Aim of the task
Copy out the listing that follows exactly, dropping every picture.

— start of Excerpted records —

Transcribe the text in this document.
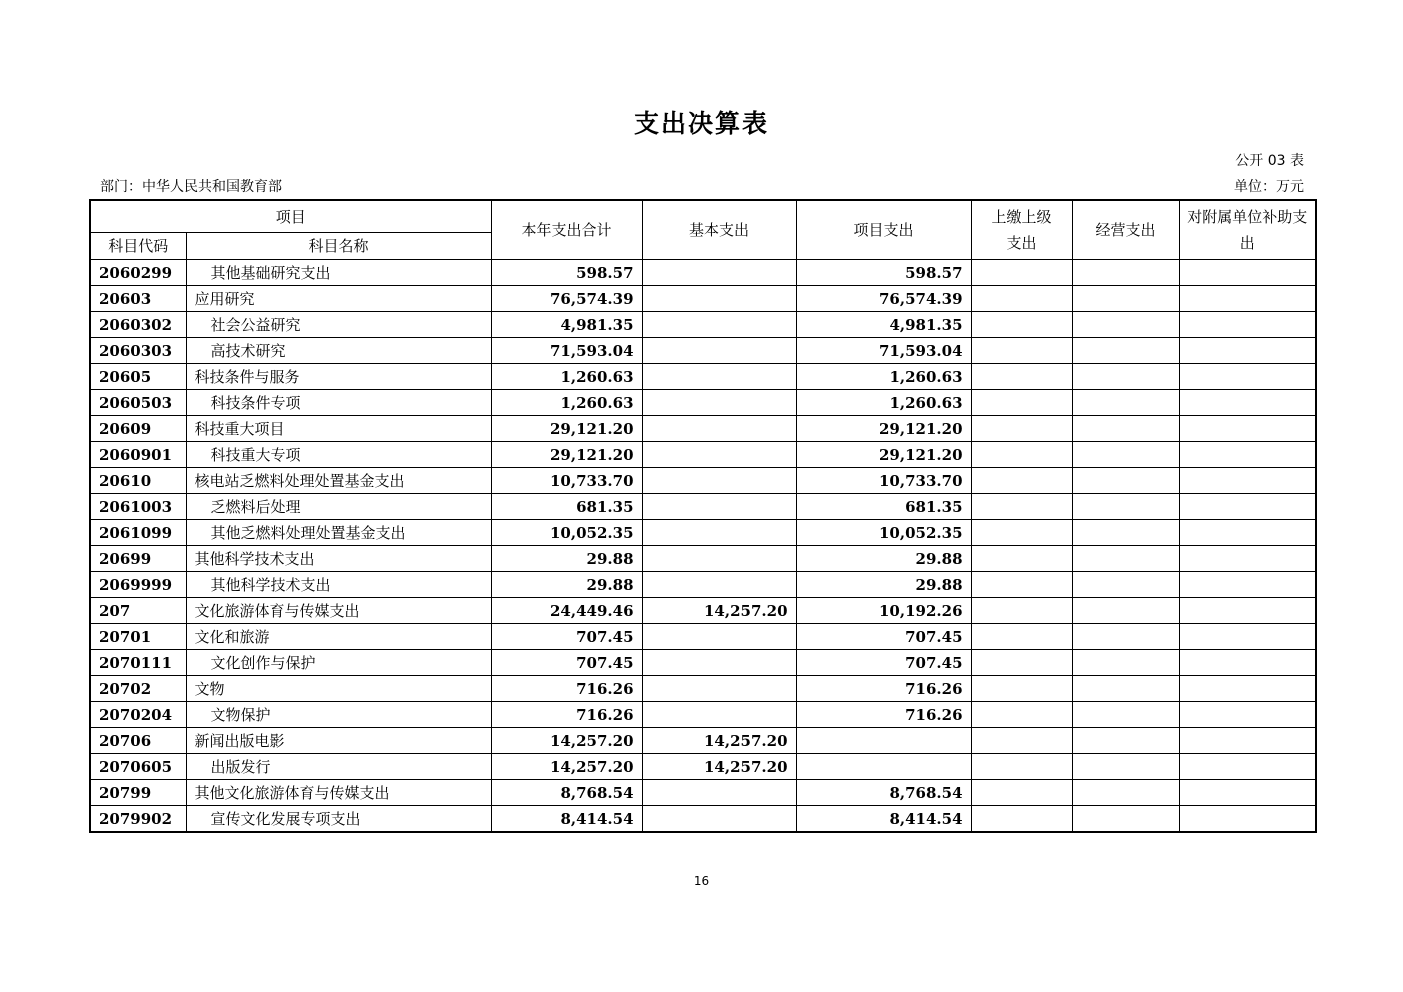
支出决算表
公开 03 表
部门：中华人民共和国教育部	单位：万元
项目		本年支出合计	基本支出	项目支出	上缴上级支出	经营支出	对附属单位补助支出
科目代码	科目名称						
2060299	其他基础研究支出	598.57		598.57			
20603	应用研究	76,574.39		76,574.39			
2060302	社会公益研究	4,981.35		4,981.35			
2060303	高技术研究	71,593.04		71,593.04			
20605	科技条件与服务	1,260.63		1,260.63			
2060503	科技条件专项	1,260.63		1,260.63			
20609	科技重大项目	29,121.20		29,121.20			
2060901	科技重大专项	29,121.20		29,121.20			
20610	核电站乏燃料处理处置基金支出	10,733.70		10,733.70			
2061003	乏燃料后处理	681.35		681.35			
2061099	其他乏燃料处理处置基金支出	10,052.35		10,052.35			
20699	其他科学技术支出	29.88		29.88			
2069999	其他科学技术支出	29.88		29.88			
207	文化旅游体育与传媒支出	24,449.46	14,257.20	10,192.26			
20701	文化和旅游	707.45		707.45			
2070111	文化创作与保护	707.45		707.45			
20702	文物	716.26		716.26			
2070204	文物保护	716.26		716.26			
20706	新闻出版电影	14,257.20	14,257.20				
2070605	出版发行	14,257.20	14,257.20				
20799	其他文化旅游体育与传媒支出	8,768.54		8,768.54			
2079902	宣传文化发展专项支出	8,414.54		8,414.54			
16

— end of Excerpted records —

Solution below
Transcribe the text in this document.
支出决算表
公开 03 表
部门：中华人民共和国教育部	单位：万元
项目		本年支出合计	基本支出	项目支出	上缴上级支出	经营支出	对附属单位补助支出
科目代码	科目名称						
2060299	其他基础研究支出	598.57		598.57			
20603	应用研究	76,574.39		76,574.39			
2060302	社会公益研究	4,981.35		4,981.35			
2060303	高技术研究	71,593.04		71,593.04			
20605	科技条件与服务	1,260.63		1,260.63			
2060503	科技条件专项	1,260.63		1,260.63			
20609	科技重大项目	29,121.20		29,121.20			
2060901	科技重大专项	29,121.20		29,121.20			
20610	核电站乏燃料处理处置基金支出	10,733.70		10,733.70			
2061003	乏燃料后处理	681.35		681.35			
2061099	其他乏燃料处理处置基金支出	10,052.35		10,052.35			
20699	其他科学技术支出	29.88		29.88			
2069999	其他科学技术支出	29.88		29.88			
207	文化旅游体育与传媒支出	24,449.46	14,257.20	10,192.26			
20701	文化和旅游	707.45		707.45			
2070111	文化创作与保护	707.45		707.45			
20702	文物	716.26		716.26			
2070204	文物保护	716.26		716.26			
20706	新闻出版电影	14,257.20	14,257.20				
2070605	出版发行	14,257.20	14,257.20				
20799	其他文化旅游体育与传媒支出	8,768.54		8,768.54			
2079902	宣传文化发展专项支出	8,414.54		8,414.54			
16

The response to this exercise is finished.